Figure contents as structured data:
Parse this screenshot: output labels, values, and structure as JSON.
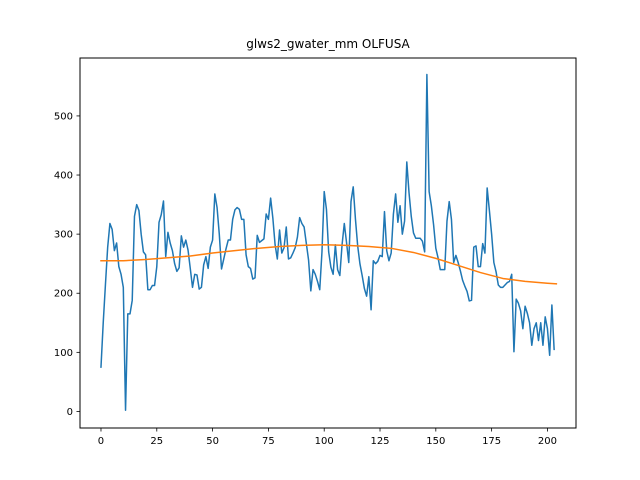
{
  "chart_data": {
    "type": "line",
    "title": "glws2_gwater_mm OLFUSA",
    "xlabel": "",
    "ylabel": "",
    "xlim": [
      -9.4,
      212.8
    ],
    "ylim": [
      -28,
      598
    ],
    "xticks": [
      0,
      25,
      50,
      75,
      100,
      125,
      150,
      175,
      200
    ],
    "yticks": [
      0,
      100,
      200,
      300,
      400,
      500
    ],
    "grid": false,
    "series": [
      {
        "color": "#1f77b4",
        "x": [
          0,
          1,
          2,
          3,
          4,
          5,
          6,
          7,
          8,
          9,
          10,
          11,
          12,
          13,
          14,
          15,
          16,
          17,
          18,
          19,
          20,
          21,
          22,
          23,
          24,
          25,
          26,
          27,
          28,
          29,
          30,
          31,
          32,
          33,
          34,
          35,
          36,
          37,
          38,
          39,
          40,
          41,
          42,
          43,
          44,
          45,
          46,
          47,
          48,
          49,
          50,
          51,
          52,
          53,
          54,
          55,
          56,
          57,
          58,
          59,
          60,
          61,
          62,
          63,
          64,
          65,
          66,
          67,
          68,
          69,
          70,
          71,
          72,
          73,
          74,
          75,
          76,
          77,
          78,
          79,
          80,
          81,
          82,
          83,
          84,
          85,
          86,
          87,
          88,
          89,
          90,
          91,
          92,
          93,
          94,
          95,
          96,
          97,
          98,
          99,
          100,
          101,
          102,
          103,
          104,
          105,
          106,
          107,
          108,
          109,
          110,
          111,
          112,
          113,
          114,
          115,
          116,
          117,
          118,
          119,
          120,
          121,
          122,
          123,
          124,
          125,
          126,
          127,
          128,
          129,
          130,
          131,
          132,
          133,
          134,
          135,
          136,
          137,
          138,
          139,
          140,
          141,
          142,
          143,
          144,
          145,
          146,
          147,
          148,
          149,
          150,
          151,
          152,
          153,
          154,
          155,
          156,
          157,
          158,
          159,
          160,
          161,
          162,
          163,
          164,
          165,
          166,
          167,
          168,
          169,
          170,
          171,
          172,
          173,
          174,
          175,
          176,
          177,
          178,
          179,
          180,
          181,
          182,
          183,
          184,
          185,
          186,
          187,
          188,
          189,
          190,
          191,
          192,
          193,
          194,
          195,
          196,
          197,
          198,
          199,
          200,
          201,
          202,
          203
        ],
        "values": [
          75,
          150,
          215,
          278,
          318,
          308,
          272,
          285,
          245,
          232,
          210,
          2,
          165,
          165,
          188,
          330,
          350,
          340,
          300,
          270,
          265,
          206,
          206,
          213,
          213,
          245,
          320,
          333,
          356,
          262,
          303,
          285,
          272,
          250,
          237,
          243,
          297,
          278,
          290,
          273,
          242,
          210,
          232,
          231,
          207,
          210,
          248,
          262,
          242,
          278,
          290,
          368,
          345,
          300,
          241,
          258,
          275,
          290,
          290,
          325,
          341,
          345,
          342,
          325,
          325,
          265,
          245,
          242,
          224,
          226,
          298,
          286,
          289,
          292,
          334,
          325,
          361,
          327,
          282,
          258,
          307,
          268,
          277,
          312,
          258,
          260,
          268,
          277,
          295,
          328,
          318,
          312,
          284,
          256,
          204,
          240,
          232,
          220,
          206,
          270,
          372,
          342,
          270,
          244,
          232,
          282,
          240,
          230,
          282,
          318,
          286,
          252,
          355,
          380,
          325,
          280,
          250,
          230,
          208,
          195,
          228,
          172,
          255,
          250,
          254,
          264,
          262,
          338,
          272,
          255,
          268,
          334,
          368,
          320,
          348,
          300,
          322,
          422,
          370,
          330,
          302,
          293,
          293,
          293,
          288,
          270,
          570,
          372,
          348,
          316,
          276,
          260,
          240,
          240,
          240,
          322,
          355,
          325,
          252,
          264,
          252,
          238,
          222,
          212,
          203,
          187,
          188,
          278,
          280,
          245,
          245,
          284,
          268,
          378,
          340,
          300,
          252,
          236,
          214,
          210,
          210,
          214,
          218,
          220,
          232,
          101,
          190,
          183,
          170,
          140,
          178,
          166,
          150,
          112,
          140,
          150,
          120,
          150,
          112,
          160,
          140,
          95,
          180,
          105
        ]
      },
      {
        "color": "#ff7f0e",
        "x": [
          0,
          10,
          20,
          30,
          40,
          50,
          60,
          70,
          80,
          90,
          100,
          110,
          120,
          130,
          140,
          150,
          160,
          170,
          180,
          190,
          200,
          204
        ],
        "values": [
          255,
          255,
          257,
          260,
          263,
          268,
          272,
          276,
          279,
          281,
          282,
          281,
          279,
          276,
          269,
          259,
          247,
          235,
          225,
          220,
          217,
          216
        ]
      }
    ]
  }
}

WHAT THE EXERCISE ASKS
Print the records word for word and exclude any picture they hold.

WRITTEN ANSWER
Parse this screenshot: output labels, values, and structure as JSON.
{
  "chart_data": {
    "type": "line",
    "title": "glws2_gwater_mm OLFUSA",
    "xlabel": "",
    "ylabel": "",
    "xlim": [
      -9.4,
      212.8
    ],
    "ylim": [
      -28,
      598
    ],
    "xticks": [
      0,
      25,
      50,
      75,
      100,
      125,
      150,
      175,
      200
    ],
    "yticks": [
      0,
      100,
      200,
      300,
      400,
      500
    ],
    "grid": false,
    "series": [
      {
        "color": "#1f77b4",
        "x": [
          0,
          1,
          2,
          3,
          4,
          5,
          6,
          7,
          8,
          9,
          10,
          11,
          12,
          13,
          14,
          15,
          16,
          17,
          18,
          19,
          20,
          21,
          22,
          23,
          24,
          25,
          26,
          27,
          28,
          29,
          30,
          31,
          32,
          33,
          34,
          35,
          36,
          37,
          38,
          39,
          40,
          41,
          42,
          43,
          44,
          45,
          46,
          47,
          48,
          49,
          50,
          51,
          52,
          53,
          54,
          55,
          56,
          57,
          58,
          59,
          60,
          61,
          62,
          63,
          64,
          65,
          66,
          67,
          68,
          69,
          70,
          71,
          72,
          73,
          74,
          75,
          76,
          77,
          78,
          79,
          80,
          81,
          82,
          83,
          84,
          85,
          86,
          87,
          88,
          89,
          90,
          91,
          92,
          93,
          94,
          95,
          96,
          97,
          98,
          99,
          100,
          101,
          102,
          103,
          104,
          105,
          106,
          107,
          108,
          109,
          110,
          111,
          112,
          113,
          114,
          115,
          116,
          117,
          118,
          119,
          120,
          121,
          122,
          123,
          124,
          125,
          126,
          127,
          128,
          129,
          130,
          131,
          132,
          133,
          134,
          135,
          136,
          137,
          138,
          139,
          140,
          141,
          142,
          143,
          144,
          145,
          146,
          147,
          148,
          149,
          150,
          151,
          152,
          153,
          154,
          155,
          156,
          157,
          158,
          159,
          160,
          161,
          162,
          163,
          164,
          165,
          166,
          167,
          168,
          169,
          170,
          171,
          172,
          173,
          174,
          175,
          176,
          177,
          178,
          179,
          180,
          181,
          182,
          183,
          184,
          185,
          186,
          187,
          188,
          189,
          190,
          191,
          192,
          193,
          194,
          195,
          196,
          197,
          198,
          199,
          200,
          201,
          202,
          203
        ],
        "values": [
          75,
          150,
          215,
          278,
          318,
          308,
          272,
          285,
          245,
          232,
          210,
          2,
          165,
          165,
          188,
          330,
          350,
          340,
          300,
          270,
          265,
          206,
          206,
          213,
          213,
          245,
          320,
          333,
          356,
          262,
          303,
          285,
          272,
          250,
          237,
          243,
          297,
          278,
          290,
          273,
          242,
          210,
          232,
          231,
          207,
          210,
          248,
          262,
          242,
          278,
          290,
          368,
          345,
          300,
          241,
          258,
          275,
          290,
          290,
          325,
          341,
          345,
          342,
          325,
          325,
          265,
          245,
          242,
          224,
          226,
          298,
          286,
          289,
          292,
          334,
          325,
          361,
          327,
          282,
          258,
          307,
          268,
          277,
          312,
          258,
          260,
          268,
          277,
          295,
          328,
          318,
          312,
          284,
          256,
          204,
          240,
          232,
          220,
          206,
          270,
          372,
          342,
          270,
          244,
          232,
          282,
          240,
          230,
          282,
          318,
          286,
          252,
          355,
          380,
          325,
          280,
          250,
          230,
          208,
          195,
          228,
          172,
          255,
          250,
          254,
          264,
          262,
          338,
          272,
          255,
          268,
          334,
          368,
          320,
          348,
          300,
          322,
          422,
          370,
          330,
          302,
          293,
          293,
          293,
          288,
          270,
          570,
          372,
          348,
          316,
          276,
          260,
          240,
          240,
          240,
          322,
          355,
          325,
          252,
          264,
          252,
          238,
          222,
          212,
          203,
          187,
          188,
          278,
          280,
          245,
          245,
          284,
          268,
          378,
          340,
          300,
          252,
          236,
          214,
          210,
          210,
          214,
          218,
          220,
          232,
          101,
          190,
          183,
          170,
          140,
          178,
          166,
          150,
          112,
          140,
          150,
          120,
          150,
          112,
          160,
          140,
          95,
          180,
          105
        ]
      },
      {
        "color": "#ff7f0e",
        "x": [
          0,
          10,
          20,
          30,
          40,
          50,
          60,
          70,
          80,
          90,
          100,
          110,
          120,
          130,
          140,
          150,
          160,
          170,
          180,
          190,
          200,
          204
        ],
        "values": [
          255,
          255,
          257,
          260,
          263,
          268,
          272,
          276,
          279,
          281,
          282,
          281,
          279,
          276,
          269,
          259,
          247,
          235,
          225,
          220,
          217,
          216
        ]
      }
    ]
  }
}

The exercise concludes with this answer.